Start of Input material

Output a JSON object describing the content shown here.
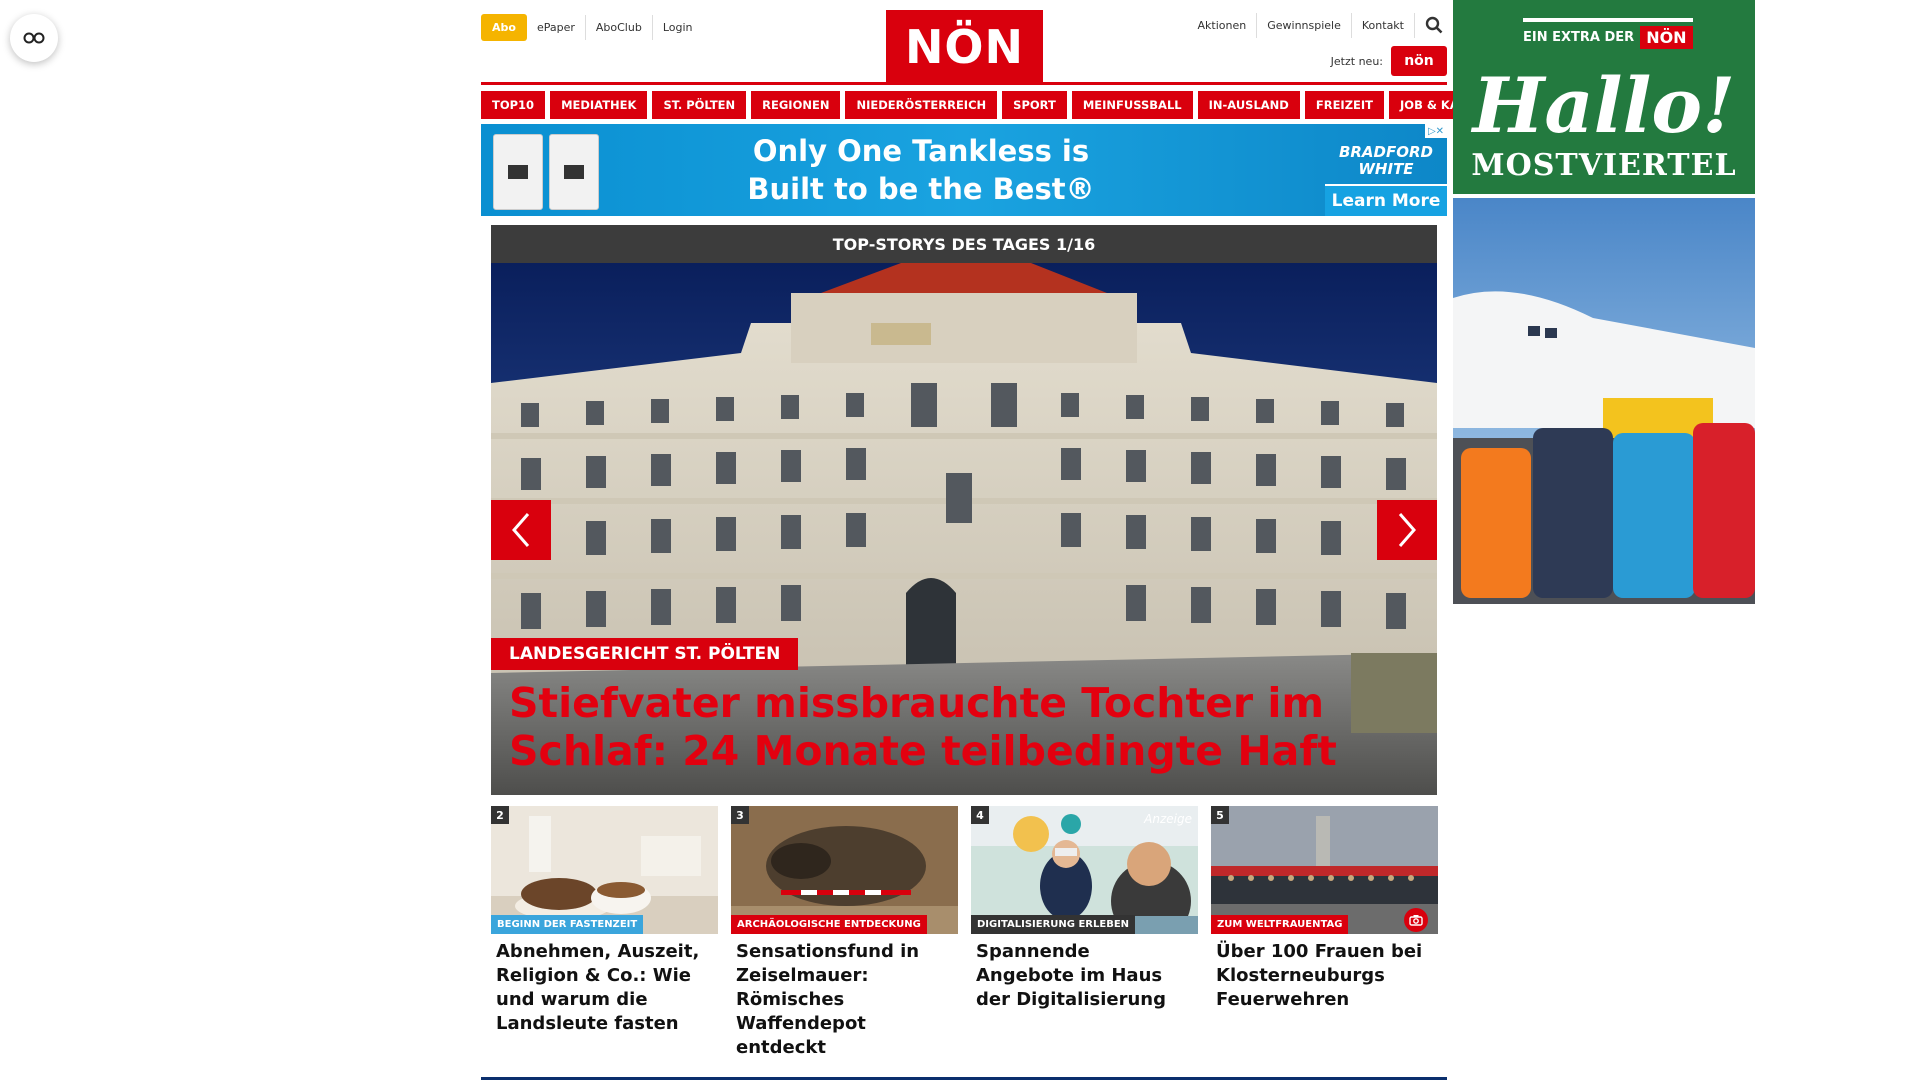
{
  "top_links_left": {
    "abo": "Abo",
    "epaper": "ePaper",
    "aboclub": "AboClub",
    "login": "Login"
  },
  "logo": {
    "text": "NÖN"
  },
  "top_links_right": {
    "aktionen": "Aktionen",
    "gewinnspiele": "Gewinnspiele",
    "kontakt": "Kontakt"
  },
  "jetzt": {
    "label": "Jetzt neu:",
    "badge": "nön"
  },
  "main_nav": [
    "TOP10",
    "MEDIATHEK",
    "ST. PÖLTEN",
    "REGIONEN",
    "NIEDERÖSTERREICH",
    "SPORT",
    "MEINFUSSBALL",
    "IN-AUSLAND",
    "FREIZEIT",
    "JOB & KARRIERE"
  ],
  "ad_banner": {
    "headline_1": "Only One Tankless is",
    "headline_2": "Built to be the Best®",
    "brand_1": "BRADFORD",
    "brand_2": "WHITE",
    "cta": "Learn More"
  },
  "hero": {
    "header": "TOP-STORYS DES TAGES 1/16",
    "kicker": "LANDESGERICHT ST. PÖLTEN",
    "title": "Stiefvater missbrauchte Tochter im Schlaf: 24 Monate teilbedingte Haft"
  },
  "teasers": [
    {
      "num": "2",
      "kicker": "BEGINN DER FASTENZEIT",
      "kicker_color": "#3aa5dc",
      "title": "Abnehmen, Auszeit, Religion & Co.: Wie und warum die Landsleute fasten"
    },
    {
      "num": "3",
      "kicker": "ARCHÄOLOGISCHE ENTDECKUNG",
      "kicker_color": "#d9000d",
      "title": "Sensationsfund in Zeiselmauer: Römisches Waffendepot entdeckt"
    },
    {
      "num": "4",
      "kicker": "DIGITALISIERUNG ERLEBEN",
      "kicker_color": "#333333",
      "anzeige": "Anzeige",
      "title": "Spannende Angebote im Haus der Digitalisierung"
    },
    {
      "num": "5",
      "kicker": "ZUM WELTFRAUENTAG",
      "kicker_color": "#d9000d",
      "title": "Über 100 Frauen bei Klosterneuburgs Feuerwehren"
    }
  ],
  "side_ad": {
    "extra": "EIN EXTRA DER",
    "noen": "NÖN",
    "hallo": "Hallo!",
    "region": "MOSTVIERTEL"
  },
  "colors": {
    "brand_red": "#d9000d",
    "abo_yellow": "#f5b400",
    "dark_header": "#3c3c3c",
    "side_green": "#237a3f"
  }
}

End of Input material

■ **What the exercise asks**:
From the records, copy every line that has the string "title" in it.

■ **Correct result**:
    "title": "Stiefvater missbrauchte Tochter im Schlaf: 24 Monate teilbedingte Haft"
      "title": "Abnehmen, Auszeit, Religion & Co.: Wie und warum die Landsleute fasten"
      "title": "Sensationsfund in Zeiselmauer: Römisches Waffendepot entdeckt"
      "title": "Spannende Angebote im Haus der Digitalisierung"
      "title": "Über 100 Frauen bei Klosterneuburgs Feuerwehren"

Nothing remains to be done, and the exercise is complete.